» WHAT TO WORK ON:
In the alum's statement below, what was the Center for Identity and Inclusion called during the writer's time at UChicago?

From another alum, Nabeel Ebeid:

More than anything, I’m embarrassed. UChicago taught me to question so many assumptions and helped me to revise so many of my priors with logic and data. For the school to send its undergrads a letter without a clear definition of “safe space” or “trigger warning,” without any reference to sexual assault, harassment, or the contexts in which these words emerged, and without substantiating any link between those terms and academic freedom, Ellison is being lazy at best and, at worst, gratuitously malicious. One need not denigrate safe spaces or trigger warnings to support academic freedom or defend the right to bring controversial speakers to campus.

More puzzling is that the school is full of safe spaces: the Center for Identity and Inclusion (Amandla Center in my day), worship groups, any number of campus affinity groups, etc (to say nothing of health counselors’ offices). The school appears to endorse them wholeheartedly, and it's hard to imagine a day when it wouldn’t. These spaces have provided both vibrant fora for in-group discussion as well as support systems for the marginalized. In my time at UChicago, they contributed to campus conversation with a wide array of speakers and perspectives that were often underrepresented in the Core. I can’t recall a single instance in which these communities stifled free speech.

» RECORDS PROVIDED:
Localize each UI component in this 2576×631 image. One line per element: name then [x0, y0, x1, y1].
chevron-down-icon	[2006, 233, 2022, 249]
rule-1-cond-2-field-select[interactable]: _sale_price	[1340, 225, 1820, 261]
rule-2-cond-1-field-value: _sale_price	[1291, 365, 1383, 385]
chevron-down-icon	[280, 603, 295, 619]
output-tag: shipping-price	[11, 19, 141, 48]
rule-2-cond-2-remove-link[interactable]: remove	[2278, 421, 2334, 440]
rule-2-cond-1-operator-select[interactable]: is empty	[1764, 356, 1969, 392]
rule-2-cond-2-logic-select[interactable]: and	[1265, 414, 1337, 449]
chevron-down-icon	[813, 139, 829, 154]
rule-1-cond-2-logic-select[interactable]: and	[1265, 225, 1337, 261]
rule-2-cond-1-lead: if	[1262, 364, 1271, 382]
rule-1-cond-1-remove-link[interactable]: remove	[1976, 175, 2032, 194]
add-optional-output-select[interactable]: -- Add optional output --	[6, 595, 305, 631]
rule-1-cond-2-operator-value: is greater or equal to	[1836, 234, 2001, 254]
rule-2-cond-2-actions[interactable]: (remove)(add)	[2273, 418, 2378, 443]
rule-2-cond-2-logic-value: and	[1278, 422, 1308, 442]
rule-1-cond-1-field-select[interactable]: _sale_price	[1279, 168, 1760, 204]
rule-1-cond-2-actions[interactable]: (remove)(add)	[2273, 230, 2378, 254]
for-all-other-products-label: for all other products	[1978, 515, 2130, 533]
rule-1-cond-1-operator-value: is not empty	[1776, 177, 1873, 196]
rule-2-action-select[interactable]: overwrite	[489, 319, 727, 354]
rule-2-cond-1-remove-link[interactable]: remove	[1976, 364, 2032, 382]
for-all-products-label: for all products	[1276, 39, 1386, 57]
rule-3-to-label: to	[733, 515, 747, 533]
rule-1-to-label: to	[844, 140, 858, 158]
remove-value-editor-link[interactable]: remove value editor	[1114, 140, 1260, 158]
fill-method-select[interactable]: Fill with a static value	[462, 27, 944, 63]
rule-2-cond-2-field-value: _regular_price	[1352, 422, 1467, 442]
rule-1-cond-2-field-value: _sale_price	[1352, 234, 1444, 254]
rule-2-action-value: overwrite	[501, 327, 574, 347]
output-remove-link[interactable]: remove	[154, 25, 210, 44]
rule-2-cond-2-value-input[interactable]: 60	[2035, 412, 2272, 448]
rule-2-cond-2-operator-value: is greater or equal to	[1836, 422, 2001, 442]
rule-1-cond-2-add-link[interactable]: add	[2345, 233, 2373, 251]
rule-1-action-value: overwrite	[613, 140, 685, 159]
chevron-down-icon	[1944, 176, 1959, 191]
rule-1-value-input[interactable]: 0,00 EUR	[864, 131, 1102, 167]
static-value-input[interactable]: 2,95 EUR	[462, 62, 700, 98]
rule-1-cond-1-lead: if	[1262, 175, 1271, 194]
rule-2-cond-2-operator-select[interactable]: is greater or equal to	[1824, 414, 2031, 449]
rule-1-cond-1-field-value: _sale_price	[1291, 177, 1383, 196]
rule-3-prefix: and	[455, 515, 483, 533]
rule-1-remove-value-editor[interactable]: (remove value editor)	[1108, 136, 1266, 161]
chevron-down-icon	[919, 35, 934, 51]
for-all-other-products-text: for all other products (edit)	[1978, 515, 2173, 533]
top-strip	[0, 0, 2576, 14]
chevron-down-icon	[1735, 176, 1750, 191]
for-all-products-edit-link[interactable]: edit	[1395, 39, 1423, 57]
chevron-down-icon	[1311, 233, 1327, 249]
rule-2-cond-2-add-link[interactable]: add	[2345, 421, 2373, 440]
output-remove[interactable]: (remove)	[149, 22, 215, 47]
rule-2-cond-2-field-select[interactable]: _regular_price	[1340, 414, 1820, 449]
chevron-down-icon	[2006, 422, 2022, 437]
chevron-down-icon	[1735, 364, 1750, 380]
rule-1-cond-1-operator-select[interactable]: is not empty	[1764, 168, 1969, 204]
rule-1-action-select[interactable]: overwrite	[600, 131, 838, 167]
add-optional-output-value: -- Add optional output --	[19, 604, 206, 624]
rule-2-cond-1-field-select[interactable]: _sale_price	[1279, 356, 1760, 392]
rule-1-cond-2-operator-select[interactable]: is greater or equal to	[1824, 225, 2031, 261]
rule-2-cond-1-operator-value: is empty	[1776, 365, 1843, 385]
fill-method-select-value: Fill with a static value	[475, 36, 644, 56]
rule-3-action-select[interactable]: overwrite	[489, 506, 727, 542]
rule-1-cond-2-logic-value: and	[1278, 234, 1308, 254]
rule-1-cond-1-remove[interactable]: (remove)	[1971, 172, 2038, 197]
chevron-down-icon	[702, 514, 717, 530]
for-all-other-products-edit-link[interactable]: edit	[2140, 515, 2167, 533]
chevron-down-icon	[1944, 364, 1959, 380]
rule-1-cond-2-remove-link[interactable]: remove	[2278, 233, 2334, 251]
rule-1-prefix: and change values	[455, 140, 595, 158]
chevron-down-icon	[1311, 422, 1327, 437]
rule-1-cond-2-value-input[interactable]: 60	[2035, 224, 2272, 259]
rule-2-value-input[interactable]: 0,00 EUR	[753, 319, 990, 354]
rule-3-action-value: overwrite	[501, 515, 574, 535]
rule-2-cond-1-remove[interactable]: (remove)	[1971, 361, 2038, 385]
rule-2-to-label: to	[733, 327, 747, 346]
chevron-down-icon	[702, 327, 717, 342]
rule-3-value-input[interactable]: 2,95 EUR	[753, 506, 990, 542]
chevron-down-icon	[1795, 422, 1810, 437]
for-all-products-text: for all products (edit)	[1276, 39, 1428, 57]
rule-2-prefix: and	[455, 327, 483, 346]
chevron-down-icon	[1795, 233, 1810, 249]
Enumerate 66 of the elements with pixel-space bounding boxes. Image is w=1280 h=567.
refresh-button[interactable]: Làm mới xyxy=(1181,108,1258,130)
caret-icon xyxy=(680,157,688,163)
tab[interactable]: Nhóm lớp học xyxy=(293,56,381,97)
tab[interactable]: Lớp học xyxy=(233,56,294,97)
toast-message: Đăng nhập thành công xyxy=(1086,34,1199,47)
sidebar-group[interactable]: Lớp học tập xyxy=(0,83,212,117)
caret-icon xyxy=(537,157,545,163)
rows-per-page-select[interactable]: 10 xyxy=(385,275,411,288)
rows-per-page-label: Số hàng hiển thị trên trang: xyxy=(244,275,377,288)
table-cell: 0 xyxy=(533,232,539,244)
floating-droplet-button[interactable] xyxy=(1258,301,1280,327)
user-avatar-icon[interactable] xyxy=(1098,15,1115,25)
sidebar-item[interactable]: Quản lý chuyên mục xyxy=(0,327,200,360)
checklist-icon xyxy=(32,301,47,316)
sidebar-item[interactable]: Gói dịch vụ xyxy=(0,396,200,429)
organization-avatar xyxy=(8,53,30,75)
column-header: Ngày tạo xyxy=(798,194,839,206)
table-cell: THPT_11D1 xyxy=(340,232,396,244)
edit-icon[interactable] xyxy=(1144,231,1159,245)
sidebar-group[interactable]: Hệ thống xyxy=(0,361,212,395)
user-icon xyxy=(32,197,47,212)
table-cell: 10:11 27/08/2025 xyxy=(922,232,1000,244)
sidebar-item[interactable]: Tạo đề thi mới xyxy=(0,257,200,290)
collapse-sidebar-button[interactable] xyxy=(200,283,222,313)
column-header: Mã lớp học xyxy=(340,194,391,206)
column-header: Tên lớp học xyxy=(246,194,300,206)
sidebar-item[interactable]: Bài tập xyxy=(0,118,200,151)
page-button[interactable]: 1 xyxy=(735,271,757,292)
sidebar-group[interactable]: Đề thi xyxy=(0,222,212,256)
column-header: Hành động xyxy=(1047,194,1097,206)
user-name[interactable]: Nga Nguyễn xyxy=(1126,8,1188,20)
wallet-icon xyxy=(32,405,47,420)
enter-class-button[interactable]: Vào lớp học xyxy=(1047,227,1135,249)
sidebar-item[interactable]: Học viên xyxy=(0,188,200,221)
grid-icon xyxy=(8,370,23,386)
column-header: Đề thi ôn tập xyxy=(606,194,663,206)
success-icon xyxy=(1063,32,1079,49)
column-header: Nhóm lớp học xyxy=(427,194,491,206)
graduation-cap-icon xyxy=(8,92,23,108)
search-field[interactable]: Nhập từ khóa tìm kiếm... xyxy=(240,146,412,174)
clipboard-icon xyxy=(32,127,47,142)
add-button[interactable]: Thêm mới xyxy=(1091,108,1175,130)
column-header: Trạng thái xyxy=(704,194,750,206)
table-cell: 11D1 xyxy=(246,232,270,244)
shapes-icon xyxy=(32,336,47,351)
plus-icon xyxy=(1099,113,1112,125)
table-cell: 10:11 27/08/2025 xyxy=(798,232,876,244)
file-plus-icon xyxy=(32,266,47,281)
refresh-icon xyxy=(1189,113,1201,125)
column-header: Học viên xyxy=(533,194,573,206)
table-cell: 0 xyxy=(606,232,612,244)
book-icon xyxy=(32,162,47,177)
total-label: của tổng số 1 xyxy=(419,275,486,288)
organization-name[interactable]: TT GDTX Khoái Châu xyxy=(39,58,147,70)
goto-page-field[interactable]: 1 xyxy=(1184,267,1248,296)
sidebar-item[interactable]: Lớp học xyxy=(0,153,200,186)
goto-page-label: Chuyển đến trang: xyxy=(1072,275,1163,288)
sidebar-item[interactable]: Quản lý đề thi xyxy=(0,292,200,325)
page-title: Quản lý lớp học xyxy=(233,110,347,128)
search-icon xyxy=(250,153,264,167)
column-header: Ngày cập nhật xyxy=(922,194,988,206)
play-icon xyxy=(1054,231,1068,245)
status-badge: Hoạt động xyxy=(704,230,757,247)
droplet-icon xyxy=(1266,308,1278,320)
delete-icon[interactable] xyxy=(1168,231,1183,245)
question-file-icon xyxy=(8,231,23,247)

» EXERCISE ANSWER:
The Amandla Center.